GIVEN INSTRUCTION:
Give the count of lines in the data that include the string "cycles", with no added remarks.

LISTING:
⁂

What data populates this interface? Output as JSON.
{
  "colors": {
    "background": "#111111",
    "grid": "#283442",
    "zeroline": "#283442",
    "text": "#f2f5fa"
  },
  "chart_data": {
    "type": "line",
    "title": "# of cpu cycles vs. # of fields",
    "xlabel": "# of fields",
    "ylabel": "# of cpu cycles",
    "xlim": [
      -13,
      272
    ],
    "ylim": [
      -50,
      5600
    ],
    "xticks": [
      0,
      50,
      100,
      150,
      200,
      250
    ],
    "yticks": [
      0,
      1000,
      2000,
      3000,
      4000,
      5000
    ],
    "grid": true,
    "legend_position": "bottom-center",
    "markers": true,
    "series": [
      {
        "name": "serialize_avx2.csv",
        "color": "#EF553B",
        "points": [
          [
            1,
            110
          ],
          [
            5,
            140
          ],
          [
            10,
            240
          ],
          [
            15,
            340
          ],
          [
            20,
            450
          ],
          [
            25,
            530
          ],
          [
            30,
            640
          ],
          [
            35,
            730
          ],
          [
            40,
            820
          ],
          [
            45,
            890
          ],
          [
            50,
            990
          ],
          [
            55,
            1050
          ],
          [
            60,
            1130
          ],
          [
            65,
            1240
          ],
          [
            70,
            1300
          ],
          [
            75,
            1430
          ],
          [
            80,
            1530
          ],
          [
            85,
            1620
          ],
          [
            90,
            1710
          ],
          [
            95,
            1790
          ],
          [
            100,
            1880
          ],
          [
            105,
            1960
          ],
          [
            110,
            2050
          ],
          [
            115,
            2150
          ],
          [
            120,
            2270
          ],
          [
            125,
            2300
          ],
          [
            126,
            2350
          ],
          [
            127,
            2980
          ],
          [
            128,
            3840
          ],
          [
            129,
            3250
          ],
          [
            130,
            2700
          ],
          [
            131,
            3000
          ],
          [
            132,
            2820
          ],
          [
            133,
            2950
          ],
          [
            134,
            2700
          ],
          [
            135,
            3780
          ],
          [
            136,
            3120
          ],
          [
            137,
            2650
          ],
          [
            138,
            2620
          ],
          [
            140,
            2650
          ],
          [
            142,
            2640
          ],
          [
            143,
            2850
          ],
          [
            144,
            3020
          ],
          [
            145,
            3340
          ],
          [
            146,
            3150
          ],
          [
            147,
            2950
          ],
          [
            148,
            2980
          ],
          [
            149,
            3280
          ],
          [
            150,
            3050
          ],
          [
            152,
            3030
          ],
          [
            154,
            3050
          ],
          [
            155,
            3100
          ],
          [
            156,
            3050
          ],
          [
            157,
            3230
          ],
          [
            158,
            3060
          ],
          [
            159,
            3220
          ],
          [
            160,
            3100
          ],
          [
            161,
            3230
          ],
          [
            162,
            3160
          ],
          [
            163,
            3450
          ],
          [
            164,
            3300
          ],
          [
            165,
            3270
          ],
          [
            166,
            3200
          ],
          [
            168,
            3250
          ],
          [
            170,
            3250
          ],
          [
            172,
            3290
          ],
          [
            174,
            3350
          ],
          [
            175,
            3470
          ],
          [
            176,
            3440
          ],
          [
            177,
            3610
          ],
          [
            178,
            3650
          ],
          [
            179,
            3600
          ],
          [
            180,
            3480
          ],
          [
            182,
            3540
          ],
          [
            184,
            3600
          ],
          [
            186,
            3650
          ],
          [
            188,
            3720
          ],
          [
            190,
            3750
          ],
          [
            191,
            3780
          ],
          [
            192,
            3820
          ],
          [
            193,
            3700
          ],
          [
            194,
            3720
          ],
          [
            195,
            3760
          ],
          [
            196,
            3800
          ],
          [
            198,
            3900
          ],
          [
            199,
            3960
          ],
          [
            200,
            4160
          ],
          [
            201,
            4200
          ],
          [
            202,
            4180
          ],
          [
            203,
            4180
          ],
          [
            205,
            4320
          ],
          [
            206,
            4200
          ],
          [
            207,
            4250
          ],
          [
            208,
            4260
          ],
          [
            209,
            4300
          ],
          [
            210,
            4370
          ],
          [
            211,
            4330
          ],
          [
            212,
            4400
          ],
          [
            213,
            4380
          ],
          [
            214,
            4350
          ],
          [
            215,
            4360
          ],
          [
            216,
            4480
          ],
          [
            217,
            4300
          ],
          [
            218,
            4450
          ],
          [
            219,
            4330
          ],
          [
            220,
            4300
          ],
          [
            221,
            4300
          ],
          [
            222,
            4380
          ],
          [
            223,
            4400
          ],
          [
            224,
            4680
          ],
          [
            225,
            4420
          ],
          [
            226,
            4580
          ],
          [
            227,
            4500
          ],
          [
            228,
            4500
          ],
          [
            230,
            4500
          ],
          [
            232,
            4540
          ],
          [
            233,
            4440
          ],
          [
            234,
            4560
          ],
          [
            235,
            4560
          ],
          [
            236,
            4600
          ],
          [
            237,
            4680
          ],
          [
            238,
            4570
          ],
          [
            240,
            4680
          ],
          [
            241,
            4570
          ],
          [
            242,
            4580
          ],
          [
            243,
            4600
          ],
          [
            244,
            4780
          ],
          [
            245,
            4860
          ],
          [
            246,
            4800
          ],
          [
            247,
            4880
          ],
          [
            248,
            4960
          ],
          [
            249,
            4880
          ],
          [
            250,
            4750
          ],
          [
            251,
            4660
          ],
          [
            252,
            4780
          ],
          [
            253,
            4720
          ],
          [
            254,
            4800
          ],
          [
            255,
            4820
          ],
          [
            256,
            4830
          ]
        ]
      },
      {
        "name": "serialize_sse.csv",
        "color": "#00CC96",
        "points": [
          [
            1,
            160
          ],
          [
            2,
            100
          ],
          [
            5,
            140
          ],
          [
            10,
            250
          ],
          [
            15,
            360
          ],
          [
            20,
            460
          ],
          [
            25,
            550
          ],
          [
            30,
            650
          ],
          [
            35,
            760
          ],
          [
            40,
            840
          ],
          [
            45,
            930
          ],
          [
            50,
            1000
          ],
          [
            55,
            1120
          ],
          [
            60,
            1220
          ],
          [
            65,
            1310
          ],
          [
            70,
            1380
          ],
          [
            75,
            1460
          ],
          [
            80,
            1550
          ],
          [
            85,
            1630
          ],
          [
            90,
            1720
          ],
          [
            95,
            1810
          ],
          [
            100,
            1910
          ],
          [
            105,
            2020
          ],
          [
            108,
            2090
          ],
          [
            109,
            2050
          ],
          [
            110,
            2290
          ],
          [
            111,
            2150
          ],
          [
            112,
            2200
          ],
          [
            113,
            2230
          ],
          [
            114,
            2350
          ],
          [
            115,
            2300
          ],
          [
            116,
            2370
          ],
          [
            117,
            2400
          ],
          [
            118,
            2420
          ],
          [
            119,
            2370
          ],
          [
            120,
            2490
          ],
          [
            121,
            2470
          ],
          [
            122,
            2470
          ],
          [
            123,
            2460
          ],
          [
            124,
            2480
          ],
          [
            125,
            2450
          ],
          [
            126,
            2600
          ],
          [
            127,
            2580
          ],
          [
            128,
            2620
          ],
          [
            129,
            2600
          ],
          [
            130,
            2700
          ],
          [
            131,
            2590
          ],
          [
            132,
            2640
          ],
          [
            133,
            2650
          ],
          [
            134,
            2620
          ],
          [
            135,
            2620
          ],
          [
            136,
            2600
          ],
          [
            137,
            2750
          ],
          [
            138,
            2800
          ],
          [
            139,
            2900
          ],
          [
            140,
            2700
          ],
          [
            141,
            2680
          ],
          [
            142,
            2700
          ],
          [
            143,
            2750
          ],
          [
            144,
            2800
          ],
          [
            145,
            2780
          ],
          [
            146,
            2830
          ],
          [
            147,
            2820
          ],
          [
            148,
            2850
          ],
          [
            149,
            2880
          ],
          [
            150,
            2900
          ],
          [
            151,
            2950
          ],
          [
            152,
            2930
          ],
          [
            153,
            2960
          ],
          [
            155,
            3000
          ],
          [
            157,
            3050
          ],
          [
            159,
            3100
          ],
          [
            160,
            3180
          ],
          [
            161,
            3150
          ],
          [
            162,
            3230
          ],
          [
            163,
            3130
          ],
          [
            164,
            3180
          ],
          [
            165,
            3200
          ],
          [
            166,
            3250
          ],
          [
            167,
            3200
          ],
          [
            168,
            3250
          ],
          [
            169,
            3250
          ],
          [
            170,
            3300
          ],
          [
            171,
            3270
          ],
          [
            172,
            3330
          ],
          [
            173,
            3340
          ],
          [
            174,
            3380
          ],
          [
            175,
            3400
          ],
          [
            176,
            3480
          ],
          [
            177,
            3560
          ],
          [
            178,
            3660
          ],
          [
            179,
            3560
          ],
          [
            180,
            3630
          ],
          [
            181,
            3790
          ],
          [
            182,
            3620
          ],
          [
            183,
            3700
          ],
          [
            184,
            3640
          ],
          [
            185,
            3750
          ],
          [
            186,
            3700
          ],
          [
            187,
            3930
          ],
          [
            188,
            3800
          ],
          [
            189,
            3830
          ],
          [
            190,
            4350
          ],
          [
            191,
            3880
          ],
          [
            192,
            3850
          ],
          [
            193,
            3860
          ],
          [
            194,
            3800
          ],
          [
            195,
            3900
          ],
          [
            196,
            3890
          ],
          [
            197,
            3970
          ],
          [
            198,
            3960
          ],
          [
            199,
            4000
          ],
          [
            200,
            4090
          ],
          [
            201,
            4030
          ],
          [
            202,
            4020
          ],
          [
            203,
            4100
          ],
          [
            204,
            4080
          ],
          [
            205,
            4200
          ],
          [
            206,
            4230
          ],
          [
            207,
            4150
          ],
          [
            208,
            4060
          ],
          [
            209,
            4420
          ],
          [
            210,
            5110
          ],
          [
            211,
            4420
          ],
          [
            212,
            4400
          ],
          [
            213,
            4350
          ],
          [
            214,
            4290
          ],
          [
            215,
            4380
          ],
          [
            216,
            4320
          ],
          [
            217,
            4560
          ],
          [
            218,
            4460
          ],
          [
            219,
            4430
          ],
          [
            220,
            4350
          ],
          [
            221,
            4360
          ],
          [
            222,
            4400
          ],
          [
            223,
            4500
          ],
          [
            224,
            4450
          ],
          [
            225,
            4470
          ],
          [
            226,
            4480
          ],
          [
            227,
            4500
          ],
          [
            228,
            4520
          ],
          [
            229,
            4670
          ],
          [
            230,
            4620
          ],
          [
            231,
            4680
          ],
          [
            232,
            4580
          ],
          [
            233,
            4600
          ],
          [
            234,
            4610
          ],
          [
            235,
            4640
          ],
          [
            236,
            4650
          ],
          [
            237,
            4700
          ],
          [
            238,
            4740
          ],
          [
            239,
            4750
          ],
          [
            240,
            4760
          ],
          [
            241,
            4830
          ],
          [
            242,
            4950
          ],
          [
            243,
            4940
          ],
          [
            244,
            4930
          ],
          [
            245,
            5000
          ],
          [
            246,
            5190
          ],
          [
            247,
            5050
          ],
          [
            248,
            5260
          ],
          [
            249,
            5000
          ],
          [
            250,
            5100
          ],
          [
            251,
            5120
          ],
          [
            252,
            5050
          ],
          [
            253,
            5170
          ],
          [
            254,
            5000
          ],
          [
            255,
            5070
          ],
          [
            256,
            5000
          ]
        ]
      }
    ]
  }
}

⁂

EXERCISE SOLUTION:
2